C. S. Lewis would call this flash
of clarity, this morning of enjoyment an "appreciative pleasure." It
is different from what he calls a "need-pleasure." A need-pleasure is
eating lunch when one is hungry, whereas an appreciative pleasure is being
hungry and finding that lunch consists of all your favourite foods. It's like
icing on the cake. Launching from this idea, Mr. Lewis deepens the idea into
need love and appreciative love. He carries these functions of love into the
four types of love: Affection, Friendship, Eros, and Charity.
I gathered much from each chapter
about the character of man, myself in particular. It wasn't always pretty, but
it was extremely helpful. I won't share something from every chapter (of which
there are only six); I would not spoil the book for you. However, I will share
a few thoughts from the chapter discussing friendship, as Lewis brought out a
nobility in true friendship that is rarely mentioned, or even seen, anymore.
- - -
**PROBLEMS TO SOLVE**:
A. Copy the passage on C. S. Lewis and love word for word, from "I gathered much" up to and including "even seen, anymore.".
B. Carry the passage on C. S. Lewis and love further, picking up right after its last sentence.
The entries have nothing to do with the passage on C. S. Lewis and love.

**ENTRIES SHOWN**:
- - -
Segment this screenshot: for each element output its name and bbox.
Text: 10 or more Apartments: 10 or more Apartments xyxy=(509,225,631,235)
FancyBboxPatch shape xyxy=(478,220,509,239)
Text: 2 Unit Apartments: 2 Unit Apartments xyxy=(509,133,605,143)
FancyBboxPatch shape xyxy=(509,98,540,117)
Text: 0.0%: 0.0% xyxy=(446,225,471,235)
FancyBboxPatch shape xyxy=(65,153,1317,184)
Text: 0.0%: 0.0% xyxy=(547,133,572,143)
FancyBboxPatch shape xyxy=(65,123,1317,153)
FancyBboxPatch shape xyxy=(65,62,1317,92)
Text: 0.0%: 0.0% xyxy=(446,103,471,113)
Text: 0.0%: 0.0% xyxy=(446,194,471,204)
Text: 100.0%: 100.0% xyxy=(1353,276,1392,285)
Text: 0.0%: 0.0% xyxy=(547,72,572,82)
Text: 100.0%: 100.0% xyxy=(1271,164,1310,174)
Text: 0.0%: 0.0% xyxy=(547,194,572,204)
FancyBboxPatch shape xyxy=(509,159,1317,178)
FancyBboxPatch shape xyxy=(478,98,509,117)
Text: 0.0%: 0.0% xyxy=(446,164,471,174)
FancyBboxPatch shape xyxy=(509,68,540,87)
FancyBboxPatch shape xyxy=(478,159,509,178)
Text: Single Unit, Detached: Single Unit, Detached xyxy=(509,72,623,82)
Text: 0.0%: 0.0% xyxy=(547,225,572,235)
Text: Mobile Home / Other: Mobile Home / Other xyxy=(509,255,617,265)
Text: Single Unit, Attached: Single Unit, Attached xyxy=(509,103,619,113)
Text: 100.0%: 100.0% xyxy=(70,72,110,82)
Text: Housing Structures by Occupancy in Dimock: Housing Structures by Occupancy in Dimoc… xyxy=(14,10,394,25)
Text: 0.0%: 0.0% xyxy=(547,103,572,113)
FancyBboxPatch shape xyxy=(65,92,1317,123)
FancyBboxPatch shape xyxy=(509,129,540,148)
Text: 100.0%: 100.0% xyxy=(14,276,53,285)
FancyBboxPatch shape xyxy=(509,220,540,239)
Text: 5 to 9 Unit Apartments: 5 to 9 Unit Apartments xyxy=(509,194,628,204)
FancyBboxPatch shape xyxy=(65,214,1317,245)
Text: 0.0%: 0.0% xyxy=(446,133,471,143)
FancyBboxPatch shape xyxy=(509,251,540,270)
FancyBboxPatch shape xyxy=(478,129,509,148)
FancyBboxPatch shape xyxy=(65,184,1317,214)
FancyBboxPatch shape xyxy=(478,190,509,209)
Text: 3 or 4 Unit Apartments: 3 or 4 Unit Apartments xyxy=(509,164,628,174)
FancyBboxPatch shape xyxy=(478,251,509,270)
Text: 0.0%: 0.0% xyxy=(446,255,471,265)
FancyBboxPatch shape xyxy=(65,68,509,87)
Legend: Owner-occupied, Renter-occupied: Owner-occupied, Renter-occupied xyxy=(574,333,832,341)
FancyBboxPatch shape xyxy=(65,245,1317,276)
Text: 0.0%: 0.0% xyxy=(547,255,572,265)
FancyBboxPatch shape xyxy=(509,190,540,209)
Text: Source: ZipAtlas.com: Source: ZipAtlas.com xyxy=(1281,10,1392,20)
- - -
**EXPECTED RESULTS**:
A.
I gathered much from each chapter
about the character of man, myself in particular. It wasn't always pretty, but
it was extremely helpful. I won't share something from every chapter (of which
there are only six); I would not spoil the book for you. However, I will share
a few thoughts from the chapter discussing friendship, as Lewis brought out a
nobility in true friendship that is rarely mentioned, or even seen, anymore.

B.
"To the Ancients, Friendship
seemed the happiest and most fully human of all loves; the crown of life and
the school of virtue. The modern world, in comparison, ignores it. [For
example, which story is more well known: Romeo and Juliet, or that of David and
Jonathan?] … Few value [friendship] because few experience it. And the
possibility of going through life without the experience is rooted in that fact
which separates Friendship so sharply from…the other loves. Friendship is – in
a sense not at all derogatory to it – the least natural of loves; the
least instinctive, organic, biological, gregarious and necessary." Lewis concludes that friendship is a choice.
Something that made me pause and
ponder was further along in the section on friendship. Lewis talks about
spending time with friends in a group, or club of sorts. Friends bring out
certain facets in one another. Thus, when a group of friends gathers you are
likely to learn much about them that you would have never learned in your
one-on-one times together.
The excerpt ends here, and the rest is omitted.